== The problem ==
Copy every line, leaving nothing out and adding nothing.

Figure data in JSON

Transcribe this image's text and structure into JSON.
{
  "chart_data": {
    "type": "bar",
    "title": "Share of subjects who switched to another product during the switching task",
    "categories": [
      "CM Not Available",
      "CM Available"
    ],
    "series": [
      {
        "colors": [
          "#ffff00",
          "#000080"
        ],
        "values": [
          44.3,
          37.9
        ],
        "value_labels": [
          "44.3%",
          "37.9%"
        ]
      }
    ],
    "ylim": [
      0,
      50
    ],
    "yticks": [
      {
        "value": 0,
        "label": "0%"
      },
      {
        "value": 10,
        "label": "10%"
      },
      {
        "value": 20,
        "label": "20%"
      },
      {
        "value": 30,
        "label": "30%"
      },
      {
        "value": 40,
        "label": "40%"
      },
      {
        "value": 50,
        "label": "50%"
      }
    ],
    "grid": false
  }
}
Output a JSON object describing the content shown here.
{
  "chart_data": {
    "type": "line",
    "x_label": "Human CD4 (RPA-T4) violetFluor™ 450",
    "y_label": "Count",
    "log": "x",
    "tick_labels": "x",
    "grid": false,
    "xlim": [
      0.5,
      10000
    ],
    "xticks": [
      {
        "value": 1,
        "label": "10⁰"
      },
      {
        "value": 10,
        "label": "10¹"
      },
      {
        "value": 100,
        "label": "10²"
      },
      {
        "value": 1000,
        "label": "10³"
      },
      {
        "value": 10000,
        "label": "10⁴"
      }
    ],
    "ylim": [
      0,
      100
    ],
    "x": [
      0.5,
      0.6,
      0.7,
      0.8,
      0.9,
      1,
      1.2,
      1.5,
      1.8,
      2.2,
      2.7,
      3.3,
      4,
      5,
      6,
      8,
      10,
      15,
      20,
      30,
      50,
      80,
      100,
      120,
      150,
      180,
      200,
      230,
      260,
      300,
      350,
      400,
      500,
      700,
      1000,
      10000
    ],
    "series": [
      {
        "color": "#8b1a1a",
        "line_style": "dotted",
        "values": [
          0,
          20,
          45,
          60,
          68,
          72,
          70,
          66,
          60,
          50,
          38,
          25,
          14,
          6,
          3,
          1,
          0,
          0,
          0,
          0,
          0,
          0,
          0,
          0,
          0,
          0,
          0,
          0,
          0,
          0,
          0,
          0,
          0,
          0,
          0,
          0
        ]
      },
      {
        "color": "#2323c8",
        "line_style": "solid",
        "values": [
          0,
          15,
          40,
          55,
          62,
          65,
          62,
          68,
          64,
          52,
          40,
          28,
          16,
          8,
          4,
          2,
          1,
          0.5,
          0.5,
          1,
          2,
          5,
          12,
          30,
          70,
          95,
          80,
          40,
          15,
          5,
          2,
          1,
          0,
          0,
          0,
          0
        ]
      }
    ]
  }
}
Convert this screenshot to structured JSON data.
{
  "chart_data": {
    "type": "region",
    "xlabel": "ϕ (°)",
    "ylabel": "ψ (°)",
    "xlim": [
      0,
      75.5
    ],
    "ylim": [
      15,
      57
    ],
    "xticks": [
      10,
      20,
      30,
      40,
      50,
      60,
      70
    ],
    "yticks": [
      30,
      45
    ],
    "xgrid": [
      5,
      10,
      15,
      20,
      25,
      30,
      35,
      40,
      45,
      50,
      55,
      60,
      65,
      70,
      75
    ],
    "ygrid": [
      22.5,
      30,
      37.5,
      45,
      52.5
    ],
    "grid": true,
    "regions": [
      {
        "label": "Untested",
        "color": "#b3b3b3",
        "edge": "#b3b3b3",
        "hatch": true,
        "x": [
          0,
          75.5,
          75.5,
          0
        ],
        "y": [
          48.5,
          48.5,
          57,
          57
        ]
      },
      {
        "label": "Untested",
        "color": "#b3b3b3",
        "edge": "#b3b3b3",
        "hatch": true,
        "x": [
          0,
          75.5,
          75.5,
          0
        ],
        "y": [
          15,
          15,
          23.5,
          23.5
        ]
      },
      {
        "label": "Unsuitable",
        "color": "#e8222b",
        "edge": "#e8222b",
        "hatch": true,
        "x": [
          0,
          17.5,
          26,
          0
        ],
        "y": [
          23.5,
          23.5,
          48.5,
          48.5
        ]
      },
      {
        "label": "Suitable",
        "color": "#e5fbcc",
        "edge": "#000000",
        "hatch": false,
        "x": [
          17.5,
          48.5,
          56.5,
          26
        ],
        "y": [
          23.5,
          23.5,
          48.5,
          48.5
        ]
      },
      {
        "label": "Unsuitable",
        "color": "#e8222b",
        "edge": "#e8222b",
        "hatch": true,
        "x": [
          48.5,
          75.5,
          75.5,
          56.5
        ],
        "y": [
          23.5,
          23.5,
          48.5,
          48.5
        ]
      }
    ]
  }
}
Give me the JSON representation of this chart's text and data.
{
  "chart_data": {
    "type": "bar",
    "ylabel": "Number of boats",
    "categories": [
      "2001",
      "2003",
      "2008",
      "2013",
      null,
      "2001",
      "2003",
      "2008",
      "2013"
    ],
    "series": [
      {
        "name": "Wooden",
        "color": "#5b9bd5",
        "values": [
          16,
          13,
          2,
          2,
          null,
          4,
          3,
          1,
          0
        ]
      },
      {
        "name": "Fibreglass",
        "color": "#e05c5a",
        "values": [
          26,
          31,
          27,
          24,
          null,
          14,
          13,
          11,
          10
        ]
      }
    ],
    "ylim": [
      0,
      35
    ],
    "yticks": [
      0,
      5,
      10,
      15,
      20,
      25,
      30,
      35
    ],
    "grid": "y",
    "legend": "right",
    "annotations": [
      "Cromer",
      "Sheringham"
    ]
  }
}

== Solution to this problem ==
Transcribe this image's text and structure into JSON.
{
  "chart_data": {
    "type": "bar",
    "title": "Share of subjects who switched to another product during the switching task",
    "categories": [
      "CM Not Available",
      "CM Available"
    ],
    "series": [
      {
        "colors": [
          "#ffff00",
          "#000080"
        ],
        "values": [
          44.3,
          37.9
        ],
        "value_labels": [
          "44.3%",
          "37.9%"
        ]
      }
    ],
    "ylim": [
      0,
      50
    ],
    "yticks": [
      {
        "value": 0,
        "label": "0%"
      },
      {
        "value": 10,
        "label": "10%"
      },
      {
        "value": 20,
        "label": "20%"
      },
      {
        "value": 30,
        "label": "30%"
      },
      {
        "value": 40,
        "label": "40%"
      },
      {
        "value": 50,
        "label": "50%"
      }
    ],
    "grid": false
  }
}
Output a JSON object describing the content shown here.
{
  "chart_data": {
    "type": "line",
    "x_label": "Human CD4 (RPA-T4) violetFluor™ 450",
    "y_label": "Count",
    "log": "x",
    "tick_labels": "x",
    "grid": false,
    "xlim": [
      0.5,
      10000
    ],
    "xticks": [
      {
        "value": 1,
        "label": "10⁰"
      },
      {
        "value": 10,
        "label": "10¹"
      },
      {
        "value": 100,
        "label": "10²"
      },
      {
        "value": 1000,
        "label": "10³"
      },
      {
        "value": 10000,
        "label": "10⁴"
      }
    ],
    "ylim": [
      0,
      100
    ],
    "x": [
      0.5,
      0.6,
      0.7,
      0.8,
      0.9,
      1,
      1.2,
      1.5,
      1.8,
      2.2,
      2.7,
      3.3,
      4,
      5,
      6,
      8,
      10,
      15,
      20,
      30,
      50,
      80,
      100,
      120,
      150,
      180,
      200,
      230,
      260,
      300,
      350,
      400,
      500,
      700,
      1000,
      10000
    ],
    "series": [
      {
        "color": "#8b1a1a",
        "line_style": "dotted",
        "values": [
          0,
          20,
          45,
          60,
          68,
          72,
          70,
          66,
          60,
          50,
          38,
          25,
          14,
          6,
          3,
          1,
          0,
          0,
          0,
          0,
          0,
          0,
          0,
          0,
          0,
          0,
          0,
          0,
          0,
          0,
          0,
          0,
          0,
          0,
          0,
          0
        ]
      },
      {
        "color": "#2323c8",
        "line_style": "solid",
        "values": [
          0,
          15,
          40,
          55,
          62,
          65,
          62,
          68,
          64,
          52,
          40,
          28,
          16,
          8,
          4,
          2,
          1,
          0.5,
          0.5,
          1,
          2,
          5,
          12,
          30,
          70,
          95,
          80,
          40,
          15,
          5,
          2,
          1,
          0,
          0,
          0,
          0
        ]
      }
    ]
  }
}
Convert this screenshot to structured JSON data.
{
  "chart_data": {
    "type": "region",
    "xlabel": "ϕ (°)",
    "ylabel": "ψ (°)",
    "xlim": [
      0,
      75.5
    ],
    "ylim": [
      15,
      57
    ],
    "xticks": [
      10,
      20,
      30,
      40,
      50,
      60,
      70
    ],
    "yticks": [
      30,
      45
    ],
    "xgrid": [
      5,
      10,
      15,
      20,
      25,
      30,
      35,
      40,
      45,
      50,
      55,
      60,
      65,
      70,
      75
    ],
    "ygrid": [
      22.5,
      30,
      37.5,
      45,
      52.5
    ],
    "grid": true,
    "regions": [
      {
        "label": "Untested",
        "color": "#b3b3b3",
        "edge": "#b3b3b3",
        "hatch": true,
        "x": [
          0,
          75.5,
          75.5,
          0
        ],
        "y": [
          48.5,
          48.5,
          57,
          57
        ]
      },
      {
        "label": "Untested",
        "color": "#b3b3b3",
        "edge": "#b3b3b3",
        "hatch": true,
        "x": [
          0,
          75.5,
          75.5,
          0
        ],
        "y": [
          15,
          15,
          23.5,
          23.5
        ]
      },
      {
        "label": "Unsuitable",
        "color": "#e8222b",
        "edge": "#e8222b",
        "hatch": true,
        "x": [
          0,
          17.5,
          26,
          0
        ],
        "y": [
          23.5,
          23.5,
          48.5,
          48.5
        ]
      },
      {
        "label": "Suitable",
        "color": "#e5fbcc",
        "edge": "#000000",
        "hatch": false,
        "x": [
          17.5,
          48.5,
          56.5,
          26
        ],
        "y": [
          23.5,
          23.5,
          48.5,
          48.5
        ]
      },
      {
        "label": "Unsuitable",
        "color": "#e8222b",
        "edge": "#e8222b",
        "hatch": true,
        "x": [
          48.5,
          75.5,
          75.5,
          56.5
        ],
        "y": [
          23.5,
          23.5,
          48.5,
          48.5
        ]
      }
    ]
  }
}
Give me the JSON representation of this chart's text and data.
{
  "chart_data": {
    "type": "bar",
    "ylabel": "Number of boats",
    "categories": [
      "2001",
      "2003",
      "2008",
      "2013",
      null,
      "2001",
      "2003",
      "2008",
      "2013"
    ],
    "series": [
      {
        "name": "Wooden",
        "color": "#5b9bd5",
        "values": [
          16,
          13,
          2,
          2,
          null,
          4,
          3,
          1,
          0
        ]
      },
      {
        "name": "Fibreglass",
        "color": "#e05c5a",
        "values": [
          26,
          31,
          27,
          24,
          null,
          14,
          13,
          11,
          10
        ]
      }
    ],
    "ylim": [
      0,
      35
    ],
    "yticks": [
      0,
      5,
      10,
      15,
      20,
      25,
      30,
      35
    ],
    "grid": "y",
    "legend": "right",
    "annotations": [
      "Cromer",
      "Sheringham"
    ]
  }
}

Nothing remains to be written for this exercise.